┌──

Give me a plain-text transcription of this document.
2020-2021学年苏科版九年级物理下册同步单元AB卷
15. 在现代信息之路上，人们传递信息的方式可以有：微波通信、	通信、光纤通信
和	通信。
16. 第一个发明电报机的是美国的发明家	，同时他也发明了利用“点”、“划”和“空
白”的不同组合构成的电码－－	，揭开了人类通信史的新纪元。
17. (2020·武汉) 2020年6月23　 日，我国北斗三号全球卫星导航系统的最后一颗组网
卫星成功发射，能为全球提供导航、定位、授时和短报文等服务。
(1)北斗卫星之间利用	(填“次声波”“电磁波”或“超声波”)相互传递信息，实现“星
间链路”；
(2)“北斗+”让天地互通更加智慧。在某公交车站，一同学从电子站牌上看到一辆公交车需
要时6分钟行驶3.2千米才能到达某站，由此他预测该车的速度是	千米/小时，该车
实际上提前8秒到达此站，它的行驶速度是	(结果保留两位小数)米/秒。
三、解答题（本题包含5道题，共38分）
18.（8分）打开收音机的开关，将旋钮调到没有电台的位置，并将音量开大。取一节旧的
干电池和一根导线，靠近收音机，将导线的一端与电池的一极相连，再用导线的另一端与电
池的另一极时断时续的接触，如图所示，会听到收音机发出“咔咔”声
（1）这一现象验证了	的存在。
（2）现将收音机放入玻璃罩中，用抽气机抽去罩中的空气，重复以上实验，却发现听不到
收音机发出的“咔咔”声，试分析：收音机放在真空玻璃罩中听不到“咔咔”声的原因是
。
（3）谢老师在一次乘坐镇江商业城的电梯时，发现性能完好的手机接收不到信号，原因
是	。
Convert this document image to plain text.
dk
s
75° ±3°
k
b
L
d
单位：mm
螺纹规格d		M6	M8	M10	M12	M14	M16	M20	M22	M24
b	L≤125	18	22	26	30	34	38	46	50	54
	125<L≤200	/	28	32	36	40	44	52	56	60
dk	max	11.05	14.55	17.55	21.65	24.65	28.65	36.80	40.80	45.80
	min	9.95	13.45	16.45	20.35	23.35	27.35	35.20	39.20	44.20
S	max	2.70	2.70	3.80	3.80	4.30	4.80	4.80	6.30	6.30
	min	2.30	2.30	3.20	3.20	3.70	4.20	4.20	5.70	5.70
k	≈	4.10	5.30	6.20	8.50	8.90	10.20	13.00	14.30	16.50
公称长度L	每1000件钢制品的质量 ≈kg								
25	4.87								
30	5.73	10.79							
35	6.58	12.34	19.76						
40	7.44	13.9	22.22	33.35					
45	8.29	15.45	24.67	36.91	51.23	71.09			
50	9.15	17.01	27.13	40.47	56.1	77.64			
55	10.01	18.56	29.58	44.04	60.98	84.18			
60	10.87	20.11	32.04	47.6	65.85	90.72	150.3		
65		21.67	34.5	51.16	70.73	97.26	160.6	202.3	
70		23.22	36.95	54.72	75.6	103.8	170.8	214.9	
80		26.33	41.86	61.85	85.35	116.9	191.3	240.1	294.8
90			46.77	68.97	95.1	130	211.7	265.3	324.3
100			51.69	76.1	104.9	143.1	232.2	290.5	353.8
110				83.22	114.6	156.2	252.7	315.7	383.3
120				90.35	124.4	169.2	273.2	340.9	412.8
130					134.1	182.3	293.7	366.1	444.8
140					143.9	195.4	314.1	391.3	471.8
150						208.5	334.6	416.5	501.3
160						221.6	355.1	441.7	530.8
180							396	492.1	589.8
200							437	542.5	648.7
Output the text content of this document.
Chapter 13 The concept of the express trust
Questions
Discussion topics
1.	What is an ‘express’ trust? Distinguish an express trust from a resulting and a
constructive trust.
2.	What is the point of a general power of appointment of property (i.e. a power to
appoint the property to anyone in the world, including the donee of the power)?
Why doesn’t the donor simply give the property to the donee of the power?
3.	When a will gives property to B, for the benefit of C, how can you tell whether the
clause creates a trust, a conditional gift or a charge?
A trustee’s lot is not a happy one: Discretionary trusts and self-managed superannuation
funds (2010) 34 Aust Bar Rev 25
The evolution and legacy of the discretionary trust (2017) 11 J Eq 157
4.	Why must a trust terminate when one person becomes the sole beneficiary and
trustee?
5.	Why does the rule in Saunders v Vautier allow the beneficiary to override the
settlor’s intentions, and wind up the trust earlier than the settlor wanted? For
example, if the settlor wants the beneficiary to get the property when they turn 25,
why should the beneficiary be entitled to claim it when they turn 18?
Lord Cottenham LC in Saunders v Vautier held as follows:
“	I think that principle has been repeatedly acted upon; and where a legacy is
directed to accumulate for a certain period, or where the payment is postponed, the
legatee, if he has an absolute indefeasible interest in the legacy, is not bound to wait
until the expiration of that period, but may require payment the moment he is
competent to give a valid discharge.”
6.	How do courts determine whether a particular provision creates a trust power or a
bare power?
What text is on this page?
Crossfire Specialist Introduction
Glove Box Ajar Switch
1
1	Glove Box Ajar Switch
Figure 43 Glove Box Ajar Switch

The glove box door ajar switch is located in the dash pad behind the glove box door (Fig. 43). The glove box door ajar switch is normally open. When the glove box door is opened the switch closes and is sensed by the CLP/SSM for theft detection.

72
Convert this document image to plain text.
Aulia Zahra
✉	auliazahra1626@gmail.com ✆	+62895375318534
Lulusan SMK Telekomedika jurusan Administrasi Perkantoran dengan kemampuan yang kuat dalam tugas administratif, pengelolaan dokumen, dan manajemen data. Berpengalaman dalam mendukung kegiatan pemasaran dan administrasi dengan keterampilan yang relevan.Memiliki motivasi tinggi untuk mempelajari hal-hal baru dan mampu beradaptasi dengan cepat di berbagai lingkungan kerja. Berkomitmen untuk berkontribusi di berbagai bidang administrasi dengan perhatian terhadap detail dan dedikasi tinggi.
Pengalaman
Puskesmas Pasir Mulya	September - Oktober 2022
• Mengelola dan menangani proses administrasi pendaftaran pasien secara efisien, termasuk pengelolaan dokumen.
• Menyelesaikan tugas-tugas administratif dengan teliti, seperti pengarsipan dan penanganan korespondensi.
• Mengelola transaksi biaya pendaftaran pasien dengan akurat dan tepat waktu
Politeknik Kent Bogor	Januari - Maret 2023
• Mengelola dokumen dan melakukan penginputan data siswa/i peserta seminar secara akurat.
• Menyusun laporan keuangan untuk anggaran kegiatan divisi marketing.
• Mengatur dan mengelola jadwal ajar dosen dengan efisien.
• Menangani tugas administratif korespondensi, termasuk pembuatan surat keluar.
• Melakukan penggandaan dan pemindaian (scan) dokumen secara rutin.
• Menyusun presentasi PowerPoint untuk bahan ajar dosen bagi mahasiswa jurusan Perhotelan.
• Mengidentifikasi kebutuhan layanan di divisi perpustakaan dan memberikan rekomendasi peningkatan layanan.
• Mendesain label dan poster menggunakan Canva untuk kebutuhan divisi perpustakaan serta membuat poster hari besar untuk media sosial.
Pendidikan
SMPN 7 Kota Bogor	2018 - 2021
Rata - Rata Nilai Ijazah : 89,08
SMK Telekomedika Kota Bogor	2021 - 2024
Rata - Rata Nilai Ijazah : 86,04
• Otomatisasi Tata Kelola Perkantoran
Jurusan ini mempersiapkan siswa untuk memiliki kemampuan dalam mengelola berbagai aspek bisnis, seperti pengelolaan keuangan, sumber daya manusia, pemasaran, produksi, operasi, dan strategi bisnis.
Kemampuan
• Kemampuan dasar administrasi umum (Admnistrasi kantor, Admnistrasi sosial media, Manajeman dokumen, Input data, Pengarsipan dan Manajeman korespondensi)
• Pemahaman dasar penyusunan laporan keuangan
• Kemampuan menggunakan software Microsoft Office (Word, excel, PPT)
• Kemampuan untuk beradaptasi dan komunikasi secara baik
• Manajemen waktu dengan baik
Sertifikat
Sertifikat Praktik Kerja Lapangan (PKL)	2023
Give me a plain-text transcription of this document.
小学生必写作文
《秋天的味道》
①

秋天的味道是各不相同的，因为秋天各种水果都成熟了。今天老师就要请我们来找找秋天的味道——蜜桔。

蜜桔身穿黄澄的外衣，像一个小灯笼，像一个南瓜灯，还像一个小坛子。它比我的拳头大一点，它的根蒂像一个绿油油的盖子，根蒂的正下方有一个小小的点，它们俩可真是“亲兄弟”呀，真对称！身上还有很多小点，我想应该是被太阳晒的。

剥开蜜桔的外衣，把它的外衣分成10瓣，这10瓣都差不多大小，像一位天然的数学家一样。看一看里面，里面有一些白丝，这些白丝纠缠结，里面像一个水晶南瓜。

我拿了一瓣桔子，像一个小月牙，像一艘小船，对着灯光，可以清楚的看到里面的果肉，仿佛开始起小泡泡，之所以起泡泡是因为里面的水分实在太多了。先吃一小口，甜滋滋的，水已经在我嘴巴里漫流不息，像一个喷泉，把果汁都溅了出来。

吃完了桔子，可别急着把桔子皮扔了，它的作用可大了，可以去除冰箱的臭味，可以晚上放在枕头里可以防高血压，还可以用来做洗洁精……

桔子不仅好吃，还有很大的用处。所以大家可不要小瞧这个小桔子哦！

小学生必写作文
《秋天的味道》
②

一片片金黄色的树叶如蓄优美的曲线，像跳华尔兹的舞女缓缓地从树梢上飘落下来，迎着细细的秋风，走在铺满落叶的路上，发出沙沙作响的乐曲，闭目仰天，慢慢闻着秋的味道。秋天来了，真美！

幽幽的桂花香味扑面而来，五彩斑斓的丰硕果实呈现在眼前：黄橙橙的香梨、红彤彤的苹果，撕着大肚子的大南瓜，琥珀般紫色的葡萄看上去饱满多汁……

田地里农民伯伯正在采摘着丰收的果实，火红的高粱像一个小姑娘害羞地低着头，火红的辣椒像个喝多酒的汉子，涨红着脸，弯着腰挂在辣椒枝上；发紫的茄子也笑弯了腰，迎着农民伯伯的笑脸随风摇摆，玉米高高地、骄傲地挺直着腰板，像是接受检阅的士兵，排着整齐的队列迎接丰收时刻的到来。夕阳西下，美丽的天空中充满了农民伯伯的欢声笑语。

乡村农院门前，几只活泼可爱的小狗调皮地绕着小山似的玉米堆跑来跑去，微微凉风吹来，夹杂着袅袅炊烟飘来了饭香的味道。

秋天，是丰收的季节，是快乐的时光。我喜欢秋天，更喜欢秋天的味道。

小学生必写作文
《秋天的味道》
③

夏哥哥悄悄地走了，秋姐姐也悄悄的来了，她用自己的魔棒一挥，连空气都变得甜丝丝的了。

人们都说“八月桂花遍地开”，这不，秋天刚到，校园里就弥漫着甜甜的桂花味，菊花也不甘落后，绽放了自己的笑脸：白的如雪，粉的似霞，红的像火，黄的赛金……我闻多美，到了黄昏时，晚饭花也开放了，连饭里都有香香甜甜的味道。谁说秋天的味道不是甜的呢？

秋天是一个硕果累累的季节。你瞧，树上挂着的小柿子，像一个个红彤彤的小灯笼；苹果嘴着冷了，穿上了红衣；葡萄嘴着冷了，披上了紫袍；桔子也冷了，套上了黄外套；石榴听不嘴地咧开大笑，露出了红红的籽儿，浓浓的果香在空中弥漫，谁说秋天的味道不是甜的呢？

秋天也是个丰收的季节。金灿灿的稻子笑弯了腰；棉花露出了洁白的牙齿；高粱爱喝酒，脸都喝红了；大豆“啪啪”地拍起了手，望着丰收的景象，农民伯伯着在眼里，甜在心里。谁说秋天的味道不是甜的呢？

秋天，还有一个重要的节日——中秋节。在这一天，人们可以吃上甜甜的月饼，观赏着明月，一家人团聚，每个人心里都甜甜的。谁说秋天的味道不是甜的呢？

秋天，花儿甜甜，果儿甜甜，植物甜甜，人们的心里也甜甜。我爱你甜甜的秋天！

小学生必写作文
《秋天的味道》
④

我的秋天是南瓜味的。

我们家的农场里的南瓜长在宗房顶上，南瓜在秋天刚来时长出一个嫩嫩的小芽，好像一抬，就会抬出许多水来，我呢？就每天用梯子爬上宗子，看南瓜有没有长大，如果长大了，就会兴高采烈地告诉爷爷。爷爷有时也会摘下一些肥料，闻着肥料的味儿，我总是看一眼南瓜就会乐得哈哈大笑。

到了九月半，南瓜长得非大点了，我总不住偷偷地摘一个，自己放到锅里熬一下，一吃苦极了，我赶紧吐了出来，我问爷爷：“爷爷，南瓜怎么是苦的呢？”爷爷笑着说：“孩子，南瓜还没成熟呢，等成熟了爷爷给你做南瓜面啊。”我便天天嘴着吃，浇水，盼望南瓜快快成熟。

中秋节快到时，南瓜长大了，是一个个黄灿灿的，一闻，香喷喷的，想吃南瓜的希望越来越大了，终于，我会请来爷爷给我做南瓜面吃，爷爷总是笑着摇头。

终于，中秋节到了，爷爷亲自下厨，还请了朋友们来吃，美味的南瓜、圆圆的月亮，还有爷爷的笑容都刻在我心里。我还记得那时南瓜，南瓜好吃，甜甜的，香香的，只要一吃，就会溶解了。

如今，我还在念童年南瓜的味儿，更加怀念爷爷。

└──

Your task is to gather every line with the word "efisien" and copy it.

• Mengelola dan menangani proses administrasi pendaftaran pasien secara efisien, termasuk pengelolaan dokumen.
• Mengatur dan mengelola jadwal ajar dosen dengan efisien.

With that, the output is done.